YOUR INSTRUCTIONS:
Write out the whole listing word for word.

# START OF SOURCE RECORDS

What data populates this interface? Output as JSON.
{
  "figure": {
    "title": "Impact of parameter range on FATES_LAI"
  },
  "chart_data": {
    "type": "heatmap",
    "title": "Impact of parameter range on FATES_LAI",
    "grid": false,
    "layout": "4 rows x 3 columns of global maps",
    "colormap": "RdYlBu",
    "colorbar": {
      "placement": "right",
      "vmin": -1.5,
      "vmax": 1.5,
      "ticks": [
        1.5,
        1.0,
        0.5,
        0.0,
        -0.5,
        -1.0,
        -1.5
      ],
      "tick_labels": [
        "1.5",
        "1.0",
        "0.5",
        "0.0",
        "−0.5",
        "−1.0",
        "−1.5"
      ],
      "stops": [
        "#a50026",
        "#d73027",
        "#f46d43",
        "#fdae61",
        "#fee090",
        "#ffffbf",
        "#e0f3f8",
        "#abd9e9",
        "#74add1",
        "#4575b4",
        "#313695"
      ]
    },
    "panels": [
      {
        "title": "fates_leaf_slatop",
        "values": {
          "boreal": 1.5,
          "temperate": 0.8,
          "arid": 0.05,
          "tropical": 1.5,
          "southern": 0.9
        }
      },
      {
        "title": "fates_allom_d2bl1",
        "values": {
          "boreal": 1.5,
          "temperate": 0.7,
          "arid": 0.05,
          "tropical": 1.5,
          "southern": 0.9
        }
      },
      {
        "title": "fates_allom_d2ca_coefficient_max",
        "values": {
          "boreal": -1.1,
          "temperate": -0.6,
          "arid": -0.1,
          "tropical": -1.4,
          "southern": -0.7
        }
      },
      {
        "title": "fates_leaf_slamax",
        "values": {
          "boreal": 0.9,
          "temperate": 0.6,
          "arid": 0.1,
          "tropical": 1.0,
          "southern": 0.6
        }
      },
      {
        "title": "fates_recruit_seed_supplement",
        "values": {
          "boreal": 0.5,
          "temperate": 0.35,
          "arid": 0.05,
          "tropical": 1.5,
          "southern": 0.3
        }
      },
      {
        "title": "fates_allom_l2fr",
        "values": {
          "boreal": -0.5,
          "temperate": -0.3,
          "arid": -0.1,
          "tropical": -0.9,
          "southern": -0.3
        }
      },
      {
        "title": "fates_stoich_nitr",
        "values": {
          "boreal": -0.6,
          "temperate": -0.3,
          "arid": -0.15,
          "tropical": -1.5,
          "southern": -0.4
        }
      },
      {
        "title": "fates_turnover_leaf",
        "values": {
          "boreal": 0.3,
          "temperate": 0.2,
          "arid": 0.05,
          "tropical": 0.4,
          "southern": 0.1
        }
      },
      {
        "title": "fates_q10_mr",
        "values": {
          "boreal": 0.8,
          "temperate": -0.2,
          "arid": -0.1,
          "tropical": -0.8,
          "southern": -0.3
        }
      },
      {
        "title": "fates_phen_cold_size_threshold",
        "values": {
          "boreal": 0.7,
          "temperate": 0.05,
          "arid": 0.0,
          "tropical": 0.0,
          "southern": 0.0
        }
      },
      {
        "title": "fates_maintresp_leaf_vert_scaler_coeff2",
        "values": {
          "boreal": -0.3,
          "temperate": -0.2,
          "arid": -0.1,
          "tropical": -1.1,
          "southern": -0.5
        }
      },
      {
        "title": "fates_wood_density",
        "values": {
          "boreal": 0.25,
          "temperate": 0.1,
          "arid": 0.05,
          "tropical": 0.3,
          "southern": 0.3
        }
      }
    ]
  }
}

# END OF SOURCE RECORDS

CORRECT ANSWER:
What data populates this interface? Output as JSON.
{
  "figure": {
    "title": "Impact of parameter range on FATES_LAI"
  },
  "chart_data": {
    "type": "heatmap",
    "title": "Impact of parameter range on FATES_LAI",
    "grid": false,
    "layout": "4 rows x 3 columns of global maps",
    "colormap": "RdYlBu",
    "colorbar": {
      "placement": "right",
      "vmin": -1.5,
      "vmax": 1.5,
      "ticks": [
        1.5,
        1.0,
        0.5,
        0.0,
        -0.5,
        -1.0,
        -1.5
      ],
      "tick_labels": [
        "1.5",
        "1.0",
        "0.5",
        "0.0",
        "−0.5",
        "−1.0",
        "−1.5"
      ],
      "stops": [
        "#a50026",
        "#d73027",
        "#f46d43",
        "#fdae61",
        "#fee090",
        "#ffffbf",
        "#e0f3f8",
        "#abd9e9",
        "#74add1",
        "#4575b4",
        "#313695"
      ]
    },
    "panels": [
      {
        "title": "fates_leaf_slatop",
        "values": {
          "boreal": 1.5,
          "temperate": 0.8,
          "arid": 0.05,
          "tropical": 1.5,
          "southern": 0.9
        }
      },
      {
        "title": "fates_allom_d2bl1",
        "values": {
          "boreal": 1.5,
          "temperate": 0.7,
          "arid": 0.05,
          "tropical": 1.5,
          "southern": 0.9
        }
      },
      {
        "title": "fates_allom_d2ca_coefficient_max",
        "values": {
          "boreal": -1.1,
          "temperate": -0.6,
          "arid": -0.1,
          "tropical": -1.4,
          "southern": -0.7
        }
      },
      {
        "title": "fates_leaf_slamax",
        "values": {
          "boreal": 0.9,
          "temperate": 0.6,
          "arid": 0.1,
          "tropical": 1.0,
          "southern": 0.6
        }
      },
      {
        "title": "fates_recruit_seed_supplement",
        "values": {
          "boreal": 0.5,
          "temperate": 0.35,
          "arid": 0.05,
          "tropical": 1.5,
          "southern": 0.3
        }
      },
      {
        "title": "fates_allom_l2fr",
        "values": {
          "boreal": -0.5,
          "temperate": -0.3,
          "arid": -0.1,
          "tropical": -0.9,
          "southern": -0.3
        }
      },
      {
        "title": "fates_stoich_nitr",
        "values": {
          "boreal": -0.6,
          "temperate": -0.3,
          "arid": -0.15,
          "tropical": -1.5,
          "southern": -0.4
        }
      },
      {
        "title": "fates_turnover_leaf",
        "values": {
          "boreal": 0.3,
          "temperate": 0.2,
          "arid": 0.05,
          "tropical": 0.4,
          "southern": 0.1
        }
      },
      {
        "title": "fates_q10_mr",
        "values": {
          "boreal": 0.8,
          "temperate": -0.2,
          "arid": -0.1,
          "tropical": -0.8,
          "southern": -0.3
        }
      },
      {
        "title": "fates_phen_cold_size_threshold",
        "values": {
          "boreal": 0.7,
          "temperate": 0.05,
          "arid": 0.0,
          "tropical": 0.0,
          "southern": 0.0
        }
      },
      {
        "title": "fates_maintresp_leaf_vert_scaler_coeff2",
        "values": {
          "boreal": -0.3,
          "temperate": -0.2,
          "arid": -0.1,
          "tropical": -1.1,
          "southern": -0.5
        }
      },
      {
        "title": "fates_wood_density",
        "values": {
          "boreal": 0.25,
          "temperate": 0.1,
          "arid": 0.05,
          "tropical": 0.3,
          "southern": 0.3
        }
      }
    ]
  }
}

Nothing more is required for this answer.